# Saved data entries
▼

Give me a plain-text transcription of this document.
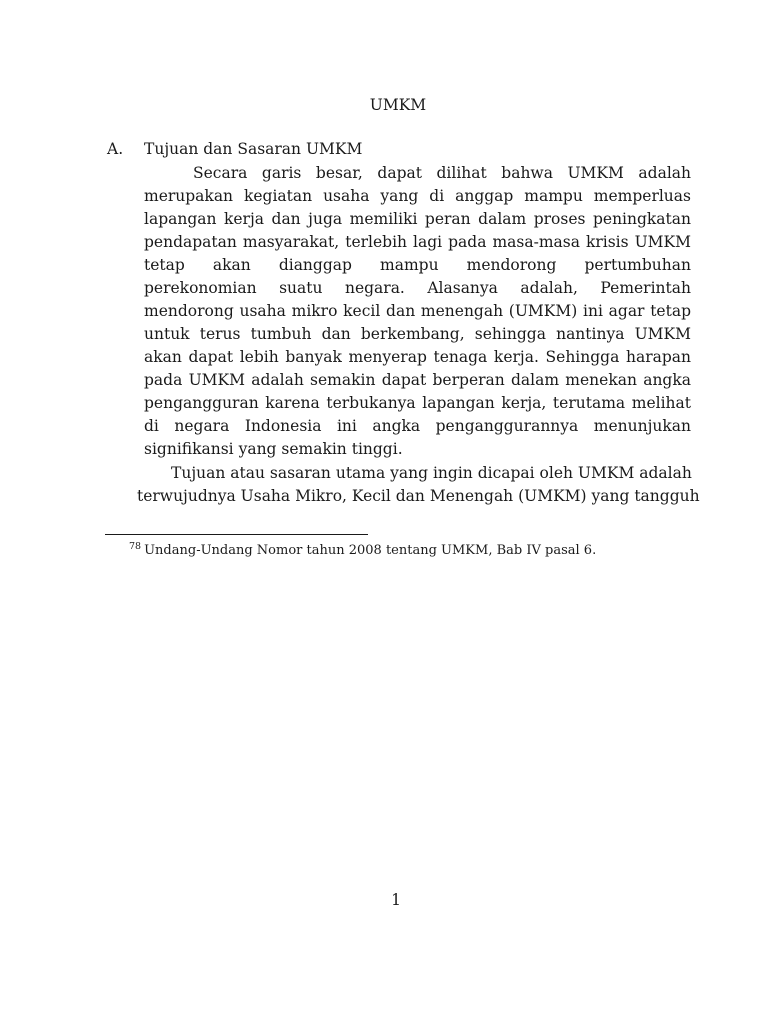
UMKM
A. Tujuan dan Sasaran UMKM

Secara garis besar, dapat dilihat bahwa UMKM adalah merupakan kegiatan usaha yang di anggap mampu memperluas lapangan kerja dan juga memiliki peran dalam proses peningkatan pendapatan masyarakat, terlebih lagi pada masa-masa krisis UMKM tetap akan dianggap mampu mendorong pertumbuhan perekonomian suatu negara. Alasanya adalah, Pemerintah mendorong usaha mikro kecil dan menengah (UMKM) ini agar tetap untuk terus tumbuh dan berkembang, sehingga nantinya UMKM akan dapat lebih banyak menyerap tenaga kerja. Sehingga harapan pada UMKM adalah semakin dapat berperan dalam menekan angka pengangguran karena terbukanya lapangan kerja, terutama melihat di negara Indonesia ini angka penganggurannya menunjukan signifikansi yang semakin tinggi.

Tujuan atau sasaran utama yang ingin dicapai oleh UMKM adalah
terwujudnya Usaha Mikro, Kecil dan Menengah (UMKM) yang tangguh

$^{78}$ Undang-Undang Nomor tahun 2008 tentang UMKM, Bab IV pasal 6.
1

▲

# Work to be completed
Without the pictures, retype the whole of the material above exactly.

# Finished task
Give me a plain-text transcription of this document.
UMKM
A. Tujuan dan Sasaran UMKM

Secara garis besar, dapat dilihat bahwa UMKM adalah merupakan kegiatan usaha yang di anggap mampu memperluas lapangan kerja dan juga memiliki peran dalam proses peningkatan pendapatan masyarakat, terlebih lagi pada masa-masa krisis UMKM tetap akan dianggap mampu mendorong pertumbuhan perekonomian suatu negara. Alasanya adalah, Pemerintah mendorong usaha mikro kecil dan menengah (UMKM) ini agar tetap untuk terus tumbuh dan berkembang, sehingga nantinya UMKM akan dapat lebih banyak menyerap tenaga kerja. Sehingga harapan pada UMKM adalah semakin dapat berperan dalam menekan angka pengangguran karena terbukanya lapangan kerja, terutama melihat di negara Indonesia ini angka penganggurannya menunjukan signifikansi yang semakin tinggi.

Tujuan atau sasaran utama yang ingin dicapai oleh UMKM adalah
terwujudnya Usaha Mikro, Kecil dan Menengah (UMKM) yang tangguh

$^{78}$ Undang-Undang Nomor tahun 2008 tentang UMKM, Bab IV pasal 6.
1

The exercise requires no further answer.